Give every line from the entries that contains "Name".

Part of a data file
•••••

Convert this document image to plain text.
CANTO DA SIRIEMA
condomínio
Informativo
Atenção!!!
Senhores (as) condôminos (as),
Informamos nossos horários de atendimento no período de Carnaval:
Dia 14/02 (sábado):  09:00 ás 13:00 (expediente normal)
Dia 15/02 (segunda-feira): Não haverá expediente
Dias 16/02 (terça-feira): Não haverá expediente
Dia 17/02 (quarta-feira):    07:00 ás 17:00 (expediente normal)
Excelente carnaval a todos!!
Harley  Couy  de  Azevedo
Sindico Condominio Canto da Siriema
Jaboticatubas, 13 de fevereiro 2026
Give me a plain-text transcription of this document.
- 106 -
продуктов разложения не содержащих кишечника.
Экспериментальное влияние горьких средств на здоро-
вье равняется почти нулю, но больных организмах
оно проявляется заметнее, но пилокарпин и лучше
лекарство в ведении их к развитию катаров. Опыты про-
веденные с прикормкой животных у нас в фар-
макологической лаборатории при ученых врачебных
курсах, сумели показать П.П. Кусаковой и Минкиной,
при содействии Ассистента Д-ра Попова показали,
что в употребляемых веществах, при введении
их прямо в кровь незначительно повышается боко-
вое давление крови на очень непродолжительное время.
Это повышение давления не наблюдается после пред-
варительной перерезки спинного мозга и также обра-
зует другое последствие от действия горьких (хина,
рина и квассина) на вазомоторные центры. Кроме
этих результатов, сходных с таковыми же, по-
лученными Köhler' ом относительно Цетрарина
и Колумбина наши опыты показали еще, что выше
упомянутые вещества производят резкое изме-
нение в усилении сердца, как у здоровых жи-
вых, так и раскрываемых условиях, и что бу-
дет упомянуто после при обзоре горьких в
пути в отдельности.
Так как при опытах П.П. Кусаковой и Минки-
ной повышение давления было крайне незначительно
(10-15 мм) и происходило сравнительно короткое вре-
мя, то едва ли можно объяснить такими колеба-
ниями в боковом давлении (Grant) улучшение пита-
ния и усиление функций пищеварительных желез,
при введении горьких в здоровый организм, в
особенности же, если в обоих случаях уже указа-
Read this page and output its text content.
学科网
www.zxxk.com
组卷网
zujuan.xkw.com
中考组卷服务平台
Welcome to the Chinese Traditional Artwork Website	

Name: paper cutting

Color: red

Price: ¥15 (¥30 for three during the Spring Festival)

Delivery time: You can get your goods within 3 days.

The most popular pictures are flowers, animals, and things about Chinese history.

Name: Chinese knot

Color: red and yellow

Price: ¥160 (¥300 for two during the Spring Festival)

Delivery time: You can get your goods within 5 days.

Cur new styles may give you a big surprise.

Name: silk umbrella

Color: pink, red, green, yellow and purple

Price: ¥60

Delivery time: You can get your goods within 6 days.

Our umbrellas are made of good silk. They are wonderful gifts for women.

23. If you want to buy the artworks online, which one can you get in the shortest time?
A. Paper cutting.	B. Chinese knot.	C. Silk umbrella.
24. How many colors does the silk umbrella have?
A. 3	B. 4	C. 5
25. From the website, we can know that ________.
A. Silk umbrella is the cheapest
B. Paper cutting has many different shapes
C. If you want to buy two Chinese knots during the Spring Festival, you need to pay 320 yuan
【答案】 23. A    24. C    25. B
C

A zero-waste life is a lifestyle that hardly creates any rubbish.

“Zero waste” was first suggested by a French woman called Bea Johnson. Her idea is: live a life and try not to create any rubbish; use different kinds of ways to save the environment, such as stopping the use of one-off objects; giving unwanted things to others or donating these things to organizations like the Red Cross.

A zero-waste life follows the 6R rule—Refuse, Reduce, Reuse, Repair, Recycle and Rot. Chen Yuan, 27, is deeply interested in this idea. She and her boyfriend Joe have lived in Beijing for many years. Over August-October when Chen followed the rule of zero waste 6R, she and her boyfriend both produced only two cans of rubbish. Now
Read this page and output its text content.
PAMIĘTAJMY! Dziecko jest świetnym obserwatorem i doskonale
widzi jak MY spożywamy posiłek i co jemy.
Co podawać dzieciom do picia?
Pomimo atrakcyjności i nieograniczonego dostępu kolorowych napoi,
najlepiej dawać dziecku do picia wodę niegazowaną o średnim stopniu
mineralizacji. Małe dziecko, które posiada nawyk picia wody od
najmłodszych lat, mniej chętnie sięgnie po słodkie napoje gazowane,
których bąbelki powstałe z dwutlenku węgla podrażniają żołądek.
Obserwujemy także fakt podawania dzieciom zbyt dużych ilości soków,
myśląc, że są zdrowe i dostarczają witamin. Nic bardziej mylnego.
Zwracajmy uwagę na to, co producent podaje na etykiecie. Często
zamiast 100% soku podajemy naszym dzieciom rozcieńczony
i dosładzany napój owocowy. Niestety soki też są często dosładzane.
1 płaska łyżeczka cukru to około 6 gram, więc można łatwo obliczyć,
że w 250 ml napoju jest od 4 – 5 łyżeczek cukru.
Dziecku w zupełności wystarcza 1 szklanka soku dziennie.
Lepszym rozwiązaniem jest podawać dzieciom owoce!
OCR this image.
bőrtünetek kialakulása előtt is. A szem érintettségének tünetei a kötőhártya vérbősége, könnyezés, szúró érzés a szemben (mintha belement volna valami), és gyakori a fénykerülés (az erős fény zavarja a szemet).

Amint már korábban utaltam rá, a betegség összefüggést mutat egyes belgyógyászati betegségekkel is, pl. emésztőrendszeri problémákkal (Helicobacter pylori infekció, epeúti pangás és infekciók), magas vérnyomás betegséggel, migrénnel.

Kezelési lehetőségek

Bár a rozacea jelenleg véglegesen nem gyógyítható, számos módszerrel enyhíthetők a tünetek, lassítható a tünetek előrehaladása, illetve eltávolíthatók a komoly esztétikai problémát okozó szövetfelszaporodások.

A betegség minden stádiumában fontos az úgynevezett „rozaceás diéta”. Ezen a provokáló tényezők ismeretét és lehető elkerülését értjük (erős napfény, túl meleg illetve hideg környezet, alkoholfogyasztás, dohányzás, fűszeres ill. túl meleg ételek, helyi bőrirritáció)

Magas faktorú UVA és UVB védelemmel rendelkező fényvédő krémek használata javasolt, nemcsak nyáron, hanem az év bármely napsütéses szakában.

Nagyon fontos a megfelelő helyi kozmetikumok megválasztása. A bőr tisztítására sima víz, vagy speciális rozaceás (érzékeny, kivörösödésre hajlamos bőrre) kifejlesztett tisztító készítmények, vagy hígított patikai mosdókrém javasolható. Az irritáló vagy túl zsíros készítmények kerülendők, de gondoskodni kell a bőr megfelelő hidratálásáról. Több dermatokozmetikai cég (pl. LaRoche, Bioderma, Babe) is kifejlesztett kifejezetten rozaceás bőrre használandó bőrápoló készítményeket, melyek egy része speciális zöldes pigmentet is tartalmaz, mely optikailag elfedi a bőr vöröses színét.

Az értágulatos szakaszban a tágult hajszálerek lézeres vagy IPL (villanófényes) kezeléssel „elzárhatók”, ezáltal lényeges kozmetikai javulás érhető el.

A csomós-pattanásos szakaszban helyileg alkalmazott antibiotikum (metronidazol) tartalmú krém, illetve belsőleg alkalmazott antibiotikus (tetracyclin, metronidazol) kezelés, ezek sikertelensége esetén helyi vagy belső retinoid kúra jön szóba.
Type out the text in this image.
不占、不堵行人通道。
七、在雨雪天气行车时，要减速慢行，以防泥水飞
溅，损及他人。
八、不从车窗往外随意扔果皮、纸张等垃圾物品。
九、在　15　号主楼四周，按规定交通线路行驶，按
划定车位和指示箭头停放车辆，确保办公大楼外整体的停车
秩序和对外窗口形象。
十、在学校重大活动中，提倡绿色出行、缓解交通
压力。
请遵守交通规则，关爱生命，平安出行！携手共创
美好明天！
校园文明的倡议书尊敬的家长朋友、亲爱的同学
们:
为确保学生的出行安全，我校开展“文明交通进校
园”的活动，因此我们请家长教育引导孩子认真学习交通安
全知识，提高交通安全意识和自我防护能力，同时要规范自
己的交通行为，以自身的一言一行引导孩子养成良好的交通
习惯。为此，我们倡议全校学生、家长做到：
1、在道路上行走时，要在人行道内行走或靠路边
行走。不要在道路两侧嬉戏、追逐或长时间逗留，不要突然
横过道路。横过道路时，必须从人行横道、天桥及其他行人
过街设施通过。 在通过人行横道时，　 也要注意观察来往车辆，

•••••

*Reply to the exercise*:
Name: paper cutting
Name: Chinese knot
Name: silk umbrella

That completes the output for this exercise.